What to produce:
Set each entry down verbatim, omitting images.

=====

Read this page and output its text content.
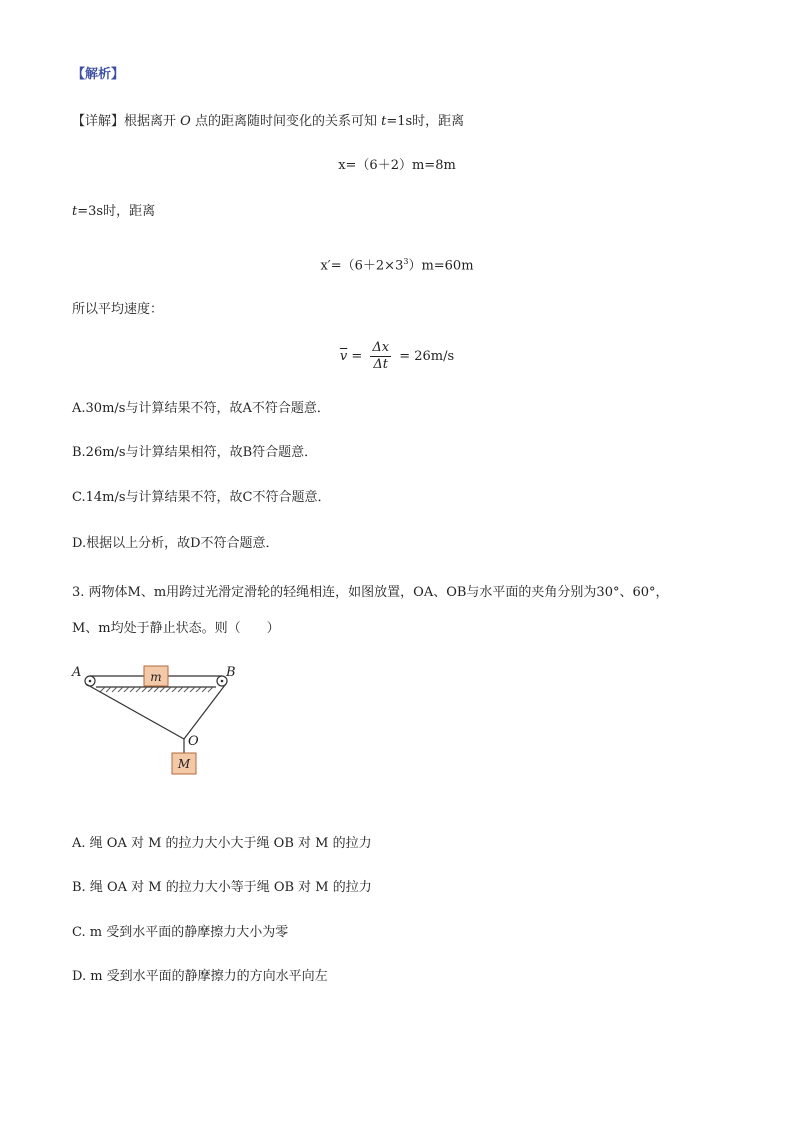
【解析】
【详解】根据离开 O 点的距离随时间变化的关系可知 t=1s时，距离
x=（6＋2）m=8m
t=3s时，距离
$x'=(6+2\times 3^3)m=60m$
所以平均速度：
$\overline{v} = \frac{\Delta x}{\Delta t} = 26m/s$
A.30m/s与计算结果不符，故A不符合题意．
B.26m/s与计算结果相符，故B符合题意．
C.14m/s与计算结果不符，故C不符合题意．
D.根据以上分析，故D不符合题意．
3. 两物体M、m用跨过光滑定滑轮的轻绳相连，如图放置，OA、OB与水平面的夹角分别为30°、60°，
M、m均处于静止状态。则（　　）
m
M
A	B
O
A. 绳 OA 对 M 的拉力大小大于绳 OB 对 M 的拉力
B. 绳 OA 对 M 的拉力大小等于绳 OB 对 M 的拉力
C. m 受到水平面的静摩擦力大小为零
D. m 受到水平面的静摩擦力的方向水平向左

=====

Written solution:
Read this page and output its text content.
【解析】
【详解】根据离开 O 点的距离随时间变化的关系可知 t=1s时，距离
x=（6＋2）m=8m
t=3s时，距离
$x'=(6+2\times 3^3)m=60m$
所以平均速度：
$\overline{v} = \frac{\Delta x}{\Delta t} = 26m/s$
A.30m/s与计算结果不符，故A不符合题意．
B.26m/s与计算结果相符，故B符合题意．
C.14m/s与计算结果不符，故C不符合题意．
D.根据以上分析，故D不符合题意．
3. 两物体M、m用跨过光滑定滑轮的轻绳相连，如图放置，OA、OB与水平面的夹角分别为30°、60°，
M、m均处于静止状态。则（　　）
m
M
A	B
O
A. 绳 OA 对 M 的拉力大小大于绳 OB 对 M 的拉力
B. 绳 OA 对 M 的拉力大小等于绳 OB 对 M 的拉力
C. m 受到水平面的静摩擦力大小为零
D. m 受到水平面的静摩擦力的方向水平向左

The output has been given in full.